▸ Your task
Go through the data and copy every line exactly, but not the images.

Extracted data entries
==*==
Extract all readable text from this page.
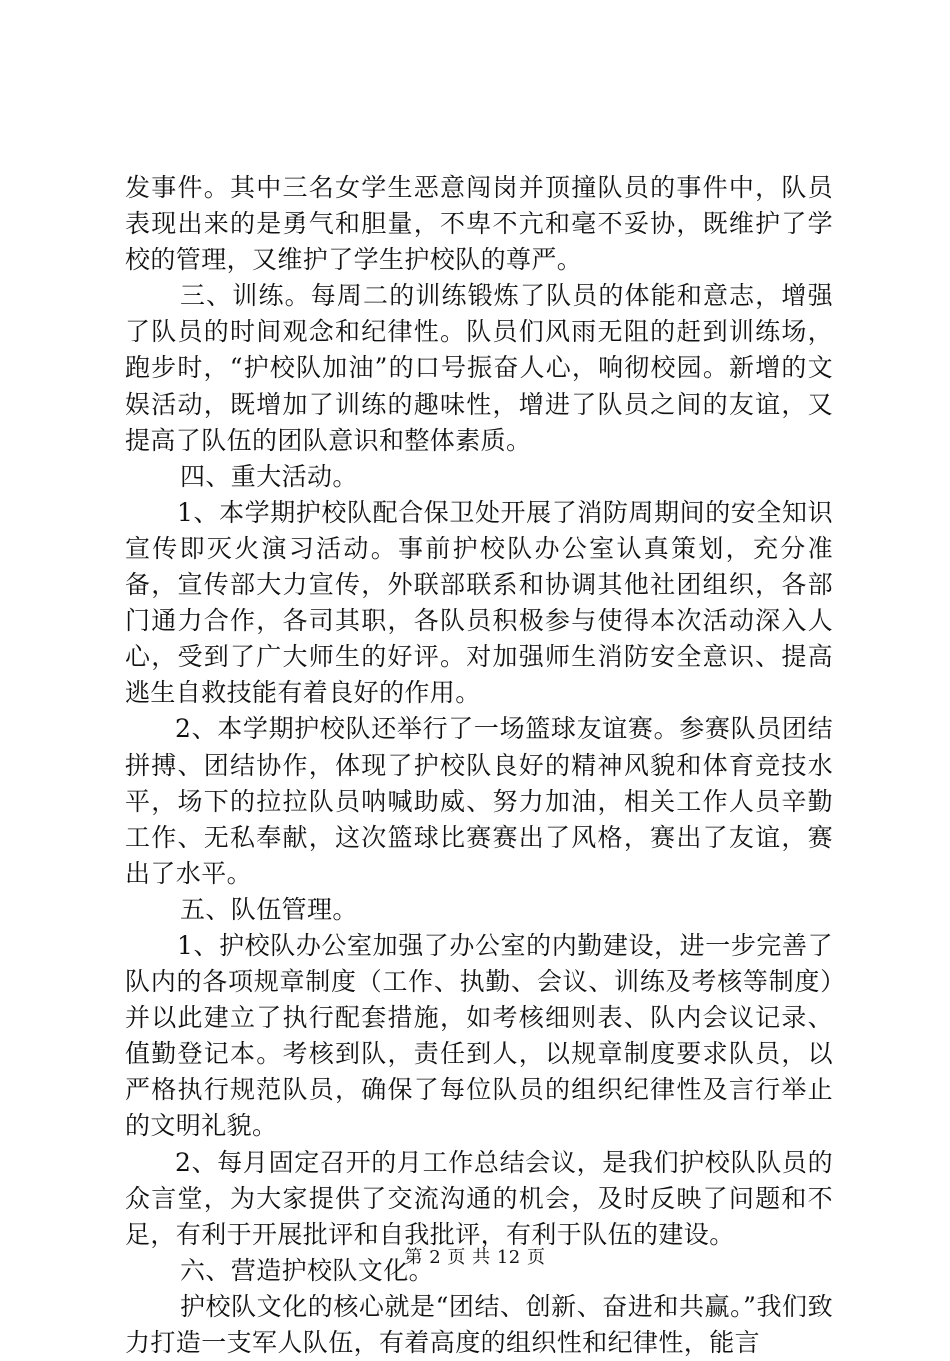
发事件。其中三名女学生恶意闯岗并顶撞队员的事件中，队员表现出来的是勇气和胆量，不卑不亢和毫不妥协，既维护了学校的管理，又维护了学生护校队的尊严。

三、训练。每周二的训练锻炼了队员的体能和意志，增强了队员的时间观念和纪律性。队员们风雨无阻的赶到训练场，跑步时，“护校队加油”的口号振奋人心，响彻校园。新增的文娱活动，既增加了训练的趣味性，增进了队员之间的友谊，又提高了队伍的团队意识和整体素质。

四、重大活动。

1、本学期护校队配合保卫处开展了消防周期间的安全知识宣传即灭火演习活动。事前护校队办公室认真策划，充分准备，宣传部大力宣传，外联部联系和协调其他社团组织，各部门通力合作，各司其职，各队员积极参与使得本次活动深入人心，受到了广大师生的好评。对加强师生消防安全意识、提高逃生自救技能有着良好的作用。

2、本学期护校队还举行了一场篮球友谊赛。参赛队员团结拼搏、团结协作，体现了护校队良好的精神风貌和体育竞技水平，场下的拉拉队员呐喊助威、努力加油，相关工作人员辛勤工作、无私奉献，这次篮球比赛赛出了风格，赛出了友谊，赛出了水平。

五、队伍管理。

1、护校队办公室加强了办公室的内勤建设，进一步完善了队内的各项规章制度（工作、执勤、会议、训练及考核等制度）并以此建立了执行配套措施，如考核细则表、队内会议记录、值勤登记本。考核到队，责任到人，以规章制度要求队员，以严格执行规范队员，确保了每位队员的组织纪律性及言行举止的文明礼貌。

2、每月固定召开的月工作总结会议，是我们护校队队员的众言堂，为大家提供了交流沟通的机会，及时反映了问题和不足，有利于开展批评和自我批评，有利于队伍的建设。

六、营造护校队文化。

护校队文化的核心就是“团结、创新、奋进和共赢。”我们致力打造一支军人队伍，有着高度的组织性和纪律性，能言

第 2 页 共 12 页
==*==
▸ Output for this task
Extract all readable text from this page.
发事件。其中三名女学生恶意闯岗并顶撞队员的事件中，队员表现出来的是勇气和胆量，不卑不亢和毫不妥协，既维护了学校的管理，又维护了学生护校队的尊严。

三、训练。每周二的训练锻炼了队员的体能和意志，增强了队员的时间观念和纪律性。队员们风雨无阻的赶到训练场，跑步时，“护校队加油”的口号振奋人心，响彻校园。新增的文娱活动，既增加了训练的趣味性，增进了队员之间的友谊，又提高了队伍的团队意识和整体素质。

四、重大活动。

1、本学期护校队配合保卫处开展了消防周期间的安全知识宣传即灭火演习活动。事前护校队办公室认真策划，充分准备，宣传部大力宣传，外联部联系和协调其他社团组织，各部门通力合作，各司其职，各队员积极参与使得本次活动深入人心，受到了广大师生的好评。对加强师生消防安全意识、提高逃生自救技能有着良好的作用。

2、本学期护校队还举行了一场篮球友谊赛。参赛队员团结拼搏、团结协作，体现了护校队良好的精神风貌和体育竞技水平，场下的拉拉队员呐喊助威、努力加油，相关工作人员辛勤工作、无私奉献，这次篮球比赛赛出了风格，赛出了友谊，赛出了水平。

五、队伍管理。

1、护校队办公室加强了办公室的内勤建设，进一步完善了队内的各项规章制度（工作、执勤、会议、训练及考核等制度）并以此建立了执行配套措施，如考核细则表、队内会议记录、值勤登记本。考核到队，责任到人，以规章制度要求队员，以严格执行规范队员，确保了每位队员的组织纪律性及言行举止的文明礼貌。

2、每月固定召开的月工作总结会议，是我们护校队队员的众言堂，为大家提供了交流沟通的机会，及时反映了问题和不足，有利于开展批评和自我批评，有利于队伍的建设。

六、营造护校队文化。

护校队文化的核心就是“团结、创新、奋进和共赢。”我们致力打造一支军人队伍，有着高度的组织性和纪律性，能言

第 2 页 共 12 页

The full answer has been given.